>> start SUPPLIED RECORDS

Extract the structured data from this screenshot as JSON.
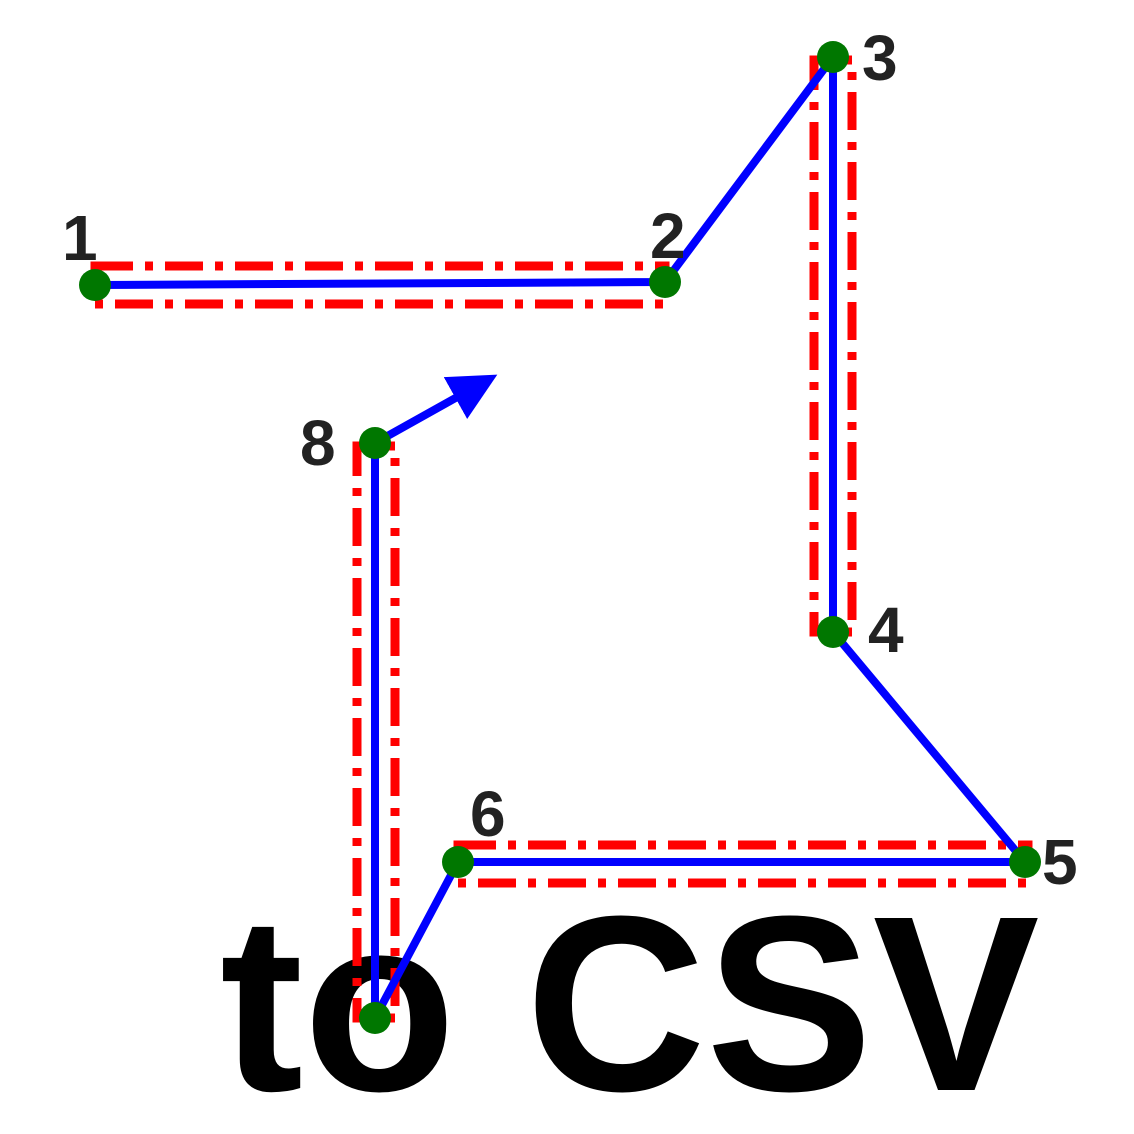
{
  "colors": {
    "background": "#ffffff",
    "path_line": "#0000ff",
    "box_outline": "#ff0000",
    "point_fill": "#007700",
    "label_text": "#222222",
    "caption_text": "#000000"
  },
  "caption": "to CSV",
  "points": [
    {
      "label": "1"
    },
    {
      "label": "2"
    },
    {
      "label": "3"
    },
    {
      "label": "4"
    },
    {
      "label": "5"
    },
    {
      "label": "6"
    },
    {
      "label": ""
    },
    {
      "label": "8"
    }
  ],
  "icons": {
    "direction_arrow": "arrow-head-icon"
  }
}
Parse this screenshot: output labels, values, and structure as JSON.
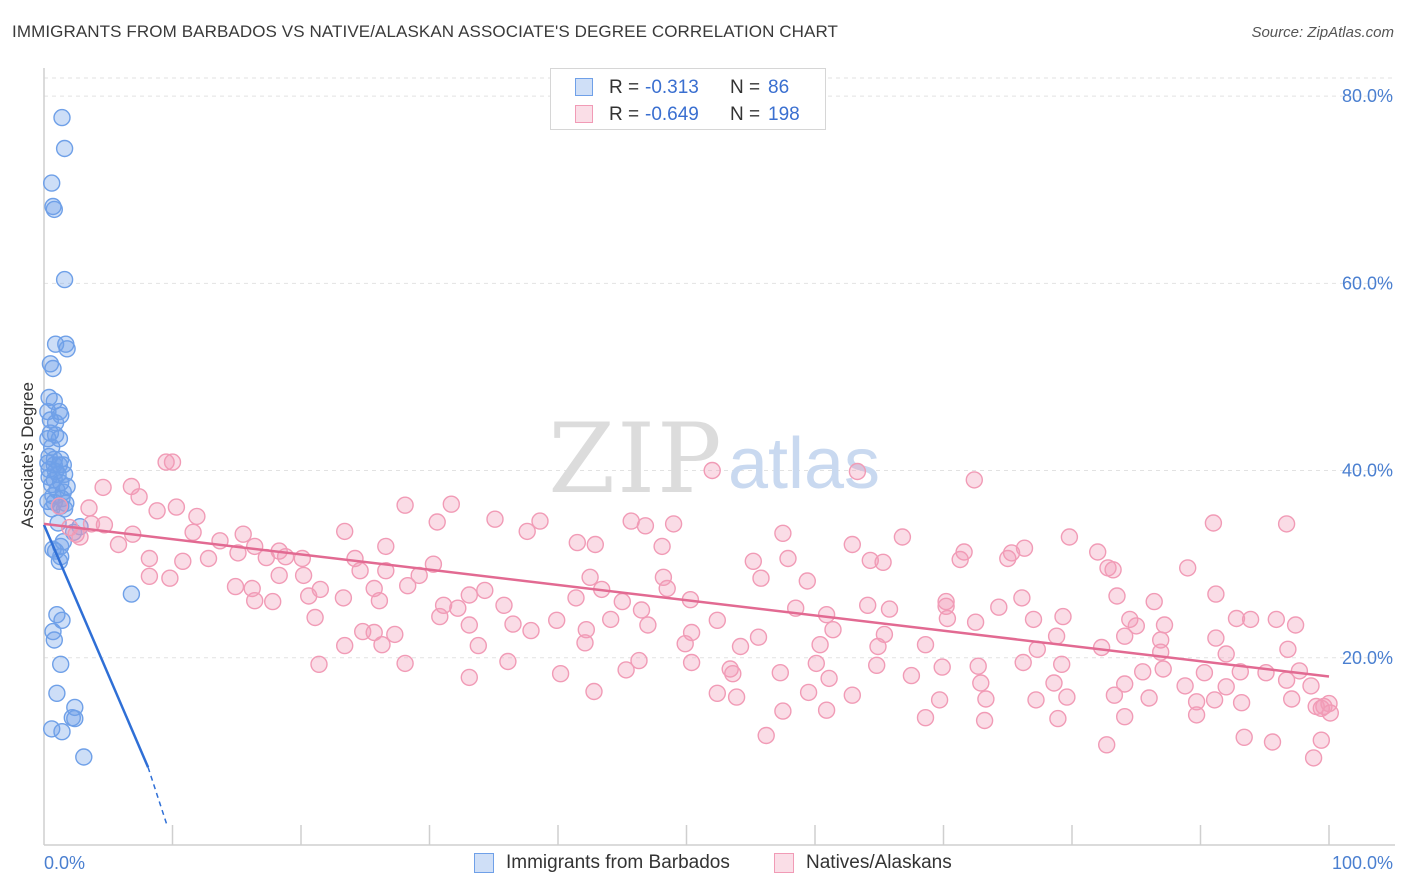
{
  "title": "IMMIGRANTS FROM BARBADOS VS NATIVE/ALASKAN ASSOCIATE'S DEGREE CORRELATION CHART",
  "source": "Source: ZipAtlas.com",
  "watermark": {
    "zip": "ZIP",
    "atlas": "atlas"
  },
  "legend": {
    "rows": [
      {
        "r_label": "R =",
        "r_value": "-0.313",
        "n_label": "N =",
        "n_value": "86",
        "color": "#6fa0e8"
      },
      {
        "r_label": "R =",
        "r_value": "-0.649",
        "n_label": "N =",
        "n_value": "198",
        "color": "#f19bb6"
      }
    ]
  },
  "bottom_legend": [
    "Immigrants from Barbados",
    "Natives/Alaskans"
  ],
  "chart_data": {
    "type": "scatter",
    "title": "IMMIGRANTS FROM BARBADOS VS NATIVE/ALASKAN ASSOCIATE'S DEGREE CORRELATION CHART",
    "xlabel": "",
    "ylabel": "Associate's Degree",
    "xlim": [
      0,
      100
    ],
    "ylim": [
      0,
      83
    ],
    "x_tick_labels": [
      "0.0%",
      "100.0%"
    ],
    "y_ticks": [
      20,
      40,
      60,
      80
    ],
    "y_tick_labels": [
      "20.0%",
      "40.0%",
      "60.0%",
      "80.0%"
    ],
    "grid": true,
    "legend_position": "top-center",
    "series": [
      {
        "name": "Immigrants from Barbados",
        "color": "#6fa0e8",
        "line_color": "#2f6fd6",
        "trend": {
          "x": [
            0,
            8.1
          ],
          "y": [
            34.2,
            8.3
          ],
          "dashed_to": [
            9.6,
            2
          ]
        },
        "points": [
          [
            1.4,
            77.7
          ],
          [
            1.6,
            74.4
          ],
          [
            0.6,
            70.7
          ],
          [
            0.7,
            68.2
          ],
          [
            0.8,
            67.9
          ],
          [
            1.6,
            60.4
          ],
          [
            0.9,
            53.5
          ],
          [
            1.7,
            53.5
          ],
          [
            1.8,
            53.0
          ],
          [
            0.5,
            51.4
          ],
          [
            0.7,
            50.9
          ],
          [
            0.4,
            47.8
          ],
          [
            0.8,
            47.4
          ],
          [
            0.3,
            46.3
          ],
          [
            1.2,
            46.3
          ],
          [
            1.3,
            45.9
          ],
          [
            0.5,
            45.4
          ],
          [
            0.9,
            45.1
          ],
          [
            0.5,
            44.0
          ],
          [
            0.9,
            43.8
          ],
          [
            0.3,
            43.4
          ],
          [
            1.2,
            43.4
          ],
          [
            0.6,
            42.5
          ],
          [
            0.4,
            41.5
          ],
          [
            0.8,
            41.2
          ],
          [
            1.3,
            41.2
          ],
          [
            0.3,
            40.8
          ],
          [
            0.8,
            40.6
          ],
          [
            1.2,
            40.6
          ],
          [
            1.5,
            40.6
          ],
          [
            0.4,
            40.1
          ],
          [
            0.9,
            39.9
          ],
          [
            1.1,
            39.6
          ],
          [
            1.6,
            39.6
          ],
          [
            0.4,
            39.3
          ],
          [
            0.8,
            39.0
          ],
          [
            1.3,
            38.7
          ],
          [
            0.6,
            38.5
          ],
          [
            1.8,
            38.3
          ],
          [
            1.0,
            37.9
          ],
          [
            1.5,
            37.7
          ],
          [
            0.7,
            37.3
          ],
          [
            1.4,
            37.0
          ],
          [
            0.3,
            36.7
          ],
          [
            0.8,
            36.6
          ],
          [
            1.7,
            36.5
          ],
          [
            1.3,
            36.2
          ],
          [
            0.6,
            35.9
          ],
          [
            1.6,
            35.9
          ],
          [
            1.1,
            34.4
          ],
          [
            2.8,
            34.0
          ],
          [
            2.3,
            33.4
          ],
          [
            1.5,
            32.4
          ],
          [
            1.3,
            31.9
          ],
          [
            0.7,
            31.6
          ],
          [
            0.9,
            31.4
          ],
          [
            1.3,
            30.8
          ],
          [
            1.2,
            30.3
          ],
          [
            6.8,
            26.8
          ],
          [
            1.0,
            24.6
          ],
          [
            1.4,
            24.0
          ],
          [
            0.7,
            22.8
          ],
          [
            0.8,
            21.9
          ],
          [
            1.3,
            19.3
          ],
          [
            1.0,
            16.2
          ],
          [
            2.4,
            14.7
          ],
          [
            2.2,
            13.6
          ],
          [
            2.4,
            13.5
          ],
          [
            0.6,
            12.4
          ],
          [
            1.4,
            12.1
          ],
          [
            3.1,
            9.4
          ]
        ]
      },
      {
        "name": "Natives/Alaskans",
        "color": "#f19bb6",
        "line_color": "#e26a92",
        "trend": {
          "x": [
            0,
            100
          ],
          "y": [
            34.3,
            18.0
          ]
        },
        "points": [
          [
            9.5,
            40.9
          ],
          [
            10.0,
            40.9
          ],
          [
            52.0,
            40.0
          ],
          [
            63.3,
            39.9
          ],
          [
            72.4,
            39.0
          ],
          [
            6.8,
            38.3
          ],
          [
            4.6,
            38.2
          ],
          [
            7.4,
            37.2
          ],
          [
            28.1,
            36.3
          ],
          [
            31.7,
            36.4
          ],
          [
            1.2,
            36.2
          ],
          [
            3.5,
            36.0
          ],
          [
            10.3,
            36.1
          ],
          [
            8.8,
            35.7
          ],
          [
            11.9,
            35.1
          ],
          [
            35.1,
            34.8
          ],
          [
            38.6,
            34.6
          ],
          [
            45.7,
            34.6
          ],
          [
            30.6,
            34.5
          ],
          [
            49.0,
            34.3
          ],
          [
            46.8,
            34.1
          ],
          [
            91.0,
            34.4
          ],
          [
            96.7,
            34.3
          ],
          [
            3.7,
            34.3
          ],
          [
            4.7,
            34.2
          ],
          [
            2.0,
            33.9
          ],
          [
            2.5,
            33.2
          ],
          [
            2.8,
            32.9
          ],
          [
            6.9,
            33.2
          ],
          [
            11.6,
            33.4
          ],
          [
            23.4,
            33.5
          ],
          [
            37.6,
            33.5
          ],
          [
            57.5,
            33.3
          ],
          [
            66.8,
            32.9
          ],
          [
            79.8,
            32.9
          ],
          [
            15.5,
            33.2
          ],
          [
            13.7,
            32.5
          ],
          [
            41.5,
            32.3
          ],
          [
            5.8,
            32.1
          ],
          [
            16.4,
            31.9
          ],
          [
            18.3,
            31.4
          ],
          [
            15.1,
            31.2
          ],
          [
            26.6,
            31.9
          ],
          [
            42.9,
            32.1
          ],
          [
            48.1,
            31.9
          ],
          [
            62.9,
            32.1
          ],
          [
            76.3,
            31.7
          ],
          [
            71.6,
            31.3
          ],
          [
            75.3,
            31.2
          ],
          [
            82.0,
            31.3
          ],
          [
            75.0,
            30.6
          ],
          [
            8.2,
            30.6
          ],
          [
            10.8,
            30.3
          ],
          [
            12.8,
            30.6
          ],
          [
            17.3,
            30.7
          ],
          [
            18.8,
            30.8
          ],
          [
            20.1,
            30.6
          ],
          [
            24.2,
            30.6
          ],
          [
            30.3,
            30.0
          ],
          [
            55.2,
            30.3
          ],
          [
            57.9,
            30.6
          ],
          [
            64.3,
            30.4
          ],
          [
            65.3,
            30.2
          ],
          [
            71.3,
            30.5
          ],
          [
            82.8,
            29.6
          ],
          [
            89.0,
            29.6
          ],
          [
            83.2,
            29.4
          ],
          [
            24.6,
            29.3
          ],
          [
            26.6,
            29.3
          ],
          [
            42.5,
            28.6
          ],
          [
            43.4,
            27.3
          ],
          [
            48.2,
            28.6
          ],
          [
            55.8,
            28.5
          ],
          [
            59.4,
            28.2
          ],
          [
            20.2,
            28.8
          ],
          [
            29.2,
            28.8
          ],
          [
            18.3,
            28.8
          ],
          [
            8.2,
            28.7
          ],
          [
            9.8,
            28.5
          ],
          [
            14.9,
            27.6
          ],
          [
            16.2,
            27.4
          ],
          [
            21.5,
            27.3
          ],
          [
            25.7,
            27.4
          ],
          [
            28.3,
            27.7
          ],
          [
            33.1,
            26.7
          ],
          [
            34.3,
            27.2
          ],
          [
            48.5,
            27.4
          ],
          [
            50.3,
            26.2
          ],
          [
            70.2,
            26.0
          ],
          [
            76.1,
            26.4
          ],
          [
            83.5,
            26.6
          ],
          [
            86.4,
            26.0
          ],
          [
            91.2,
            26.8
          ],
          [
            16.4,
            26.1
          ],
          [
            17.8,
            26.0
          ],
          [
            20.6,
            26.6
          ],
          [
            23.3,
            26.4
          ],
          [
            26.1,
            26.1
          ],
          [
            31.1,
            25.6
          ],
          [
            32.2,
            25.3
          ],
          [
            35.8,
            25.6
          ],
          [
            41.4,
            26.4
          ],
          [
            45.0,
            26.0
          ],
          [
            46.5,
            25.1
          ],
          [
            58.5,
            25.3
          ],
          [
            64.1,
            25.6
          ],
          [
            65.8,
            25.2
          ],
          [
            70.2,
            25.5
          ],
          [
            74.3,
            25.4
          ],
          [
            79.3,
            24.4
          ],
          [
            84.5,
            24.1
          ],
          [
            93.9,
            24.1
          ],
          [
            21.1,
            24.3
          ],
          [
            30.8,
            24.4
          ],
          [
            33.1,
            23.5
          ],
          [
            36.5,
            23.6
          ],
          [
            39.9,
            24.0
          ],
          [
            44.1,
            24.1
          ],
          [
            47.0,
            23.5
          ],
          [
            52.4,
            24.0
          ],
          [
            60.9,
            24.6
          ],
          [
            70.3,
            24.2
          ],
          [
            72.5,
            23.8
          ],
          [
            77.0,
            24.1
          ],
          [
            85.0,
            23.4
          ],
          [
            87.2,
            23.5
          ],
          [
            92.8,
            24.2
          ],
          [
            95.9,
            24.1
          ],
          [
            97.4,
            23.5
          ],
          [
            24.8,
            22.8
          ],
          [
            25.7,
            22.7
          ],
          [
            27.3,
            22.5
          ],
          [
            37.9,
            22.9
          ],
          [
            42.2,
            23.0
          ],
          [
            50.4,
            22.7
          ],
          [
            55.6,
            22.2
          ],
          [
            61.4,
            23.0
          ],
          [
            65.4,
            22.5
          ],
          [
            78.8,
            22.3
          ],
          [
            84.1,
            22.3
          ],
          [
            86.9,
            21.9
          ],
          [
            91.2,
            22.1
          ],
          [
            23.4,
            21.3
          ],
          [
            26.3,
            21.4
          ],
          [
            33.8,
            21.3
          ],
          [
            42.1,
            21.6
          ],
          [
            49.9,
            21.5
          ],
          [
            54.2,
            21.2
          ],
          [
            60.4,
            21.4
          ],
          [
            64.9,
            21.2
          ],
          [
            68.6,
            21.4
          ],
          [
            77.3,
            20.9
          ],
          [
            82.3,
            21.1
          ],
          [
            86.9,
            20.6
          ],
          [
            92.0,
            20.4
          ],
          [
            96.8,
            20.9
          ],
          [
            21.4,
            19.3
          ],
          [
            28.1,
            19.4
          ],
          [
            36.1,
            19.6
          ],
          [
            46.3,
            19.7
          ],
          [
            50.4,
            19.5
          ],
          [
            53.4,
            18.8
          ],
          [
            60.1,
            19.4
          ],
          [
            64.8,
            19.2
          ],
          [
            69.9,
            19.0
          ],
          [
            72.7,
            19.1
          ],
          [
            76.2,
            19.5
          ],
          [
            79.2,
            19.3
          ],
          [
            85.5,
            18.5
          ],
          [
            87.1,
            18.8
          ],
          [
            90.3,
            18.4
          ],
          [
            93.1,
            18.5
          ],
          [
            95.1,
            18.4
          ],
          [
            97.7,
            18.6
          ],
          [
            33.1,
            17.9
          ],
          [
            40.2,
            18.3
          ],
          [
            45.3,
            18.7
          ],
          [
            53.6,
            18.3
          ],
          [
            57.3,
            18.4
          ],
          [
            61.1,
            17.8
          ],
          [
            67.5,
            18.1
          ],
          [
            72.9,
            17.3
          ],
          [
            78.6,
            17.3
          ],
          [
            84.1,
            17.2
          ],
          [
            88.8,
            17.0
          ],
          [
            92.0,
            16.9
          ],
          [
            96.7,
            17.6
          ],
          [
            98.6,
            17.0
          ],
          [
            42.8,
            16.4
          ],
          [
            52.4,
            16.2
          ],
          [
            53.9,
            15.8
          ],
          [
            59.5,
            16.3
          ],
          [
            62.9,
            16.0
          ],
          [
            69.7,
            15.5
          ],
          [
            73.3,
            15.6
          ],
          [
            77.2,
            15.5
          ],
          [
            79.6,
            15.8
          ],
          [
            83.3,
            16.0
          ],
          [
            86.0,
            15.7
          ],
          [
            89.7,
            15.3
          ],
          [
            91.1,
            15.5
          ],
          [
            93.2,
            15.2
          ],
          [
            97.1,
            15.6
          ],
          [
            99.0,
            14.8
          ],
          [
            57.5,
            14.3
          ],
          [
            60.9,
            14.4
          ],
          [
            68.6,
            13.6
          ],
          [
            73.2,
            13.3
          ],
          [
            78.9,
            13.5
          ],
          [
            84.1,
            13.7
          ],
          [
            89.7,
            13.9
          ],
          [
            99.6,
            14.8
          ],
          [
            100.0,
            15.1
          ],
          [
            99.4,
            14.6
          ],
          [
            100.1,
            14.1
          ],
          [
            99.4,
            11.2
          ],
          [
            98.8,
            9.3
          ],
          [
            82.7,
            10.7
          ],
          [
            93.4,
            11.5
          ],
          [
            95.6,
            11.0
          ],
          [
            56.2,
            11.7
          ]
        ]
      }
    ]
  }
}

>> end SUPPLIED RECORDS

▶ TO BE DONE: Scan the listing above for the word "CORRELATION" and copy every line that holds it.

▶ TASK OUTPUT:
  "title": "IMMIGRANTS FROM BARBADOS VS NATIVE/ALASKAN ASSOCIATE'S DEGREE CORRELATION CHART",
    "title": "IMMIGRANTS FROM BARBADOS VS NATIVE/ALASKAN ASSOCIATE'S DEGREE CORRELATION CHART",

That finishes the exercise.